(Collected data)
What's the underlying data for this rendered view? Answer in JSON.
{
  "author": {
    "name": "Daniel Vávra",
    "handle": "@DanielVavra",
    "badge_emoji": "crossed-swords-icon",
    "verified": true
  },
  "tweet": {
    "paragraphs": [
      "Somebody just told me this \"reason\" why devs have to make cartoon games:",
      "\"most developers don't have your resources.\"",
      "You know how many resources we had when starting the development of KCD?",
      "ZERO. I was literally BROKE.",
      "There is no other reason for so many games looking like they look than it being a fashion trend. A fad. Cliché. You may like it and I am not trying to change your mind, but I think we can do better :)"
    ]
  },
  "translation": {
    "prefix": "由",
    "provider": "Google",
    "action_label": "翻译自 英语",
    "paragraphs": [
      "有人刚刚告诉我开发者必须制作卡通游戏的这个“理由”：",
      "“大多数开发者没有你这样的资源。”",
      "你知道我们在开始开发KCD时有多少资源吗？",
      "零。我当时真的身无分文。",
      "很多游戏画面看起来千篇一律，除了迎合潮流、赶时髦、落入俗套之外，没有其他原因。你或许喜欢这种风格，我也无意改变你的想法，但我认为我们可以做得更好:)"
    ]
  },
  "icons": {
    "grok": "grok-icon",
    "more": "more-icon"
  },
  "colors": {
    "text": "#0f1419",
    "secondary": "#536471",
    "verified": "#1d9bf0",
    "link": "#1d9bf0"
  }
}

**Task objective**.
Could you quote the material above in full, exactly as it stands?

**Response**.
What's the underlying data for this rendered view? Answer in JSON.
{
  "author": {
    "name": "Daniel Vávra",
    "handle": "@DanielVavra",
    "badge_emoji": "crossed-swords-icon",
    "verified": true
  },
  "tweet": {
    "paragraphs": [
      "Somebody just told me this \"reason\" why devs have to make cartoon games:",
      "\"most developers don't have your resources.\"",
      "You know how many resources we had when starting the development of KCD?",
      "ZERO. I was literally BROKE.",
      "There is no other reason for so many games looking like they look than it being a fashion trend. A fad. Cliché. You may like it and I am not trying to change your mind, but I think we can do better :)"
    ]
  },
  "translation": {
    "prefix": "由",
    "provider": "Google",
    "action_label": "翻译自 英语",
    "paragraphs": [
      "有人刚刚告诉我开发者必须制作卡通游戏的这个“理由”：",
      "“大多数开发者没有你这样的资源。”",
      "你知道我们在开始开发KCD时有多少资源吗？",
      "零。我当时真的身无分文。",
      "很多游戏画面看起来千篇一律，除了迎合潮流、赶时髦、落入俗套之外，没有其他原因。你或许喜欢这种风格，我也无意改变你的想法，但我认为我们可以做得更好:)"
    ]
  },
  "icons": {
    "grok": "grok-icon",
    "more": "more-icon"
  },
  "colors": {
    "text": "#0f1419",
    "secondary": "#536471",
    "verified": "#1d9bf0",
    "link": "#1d9bf0"
  }
}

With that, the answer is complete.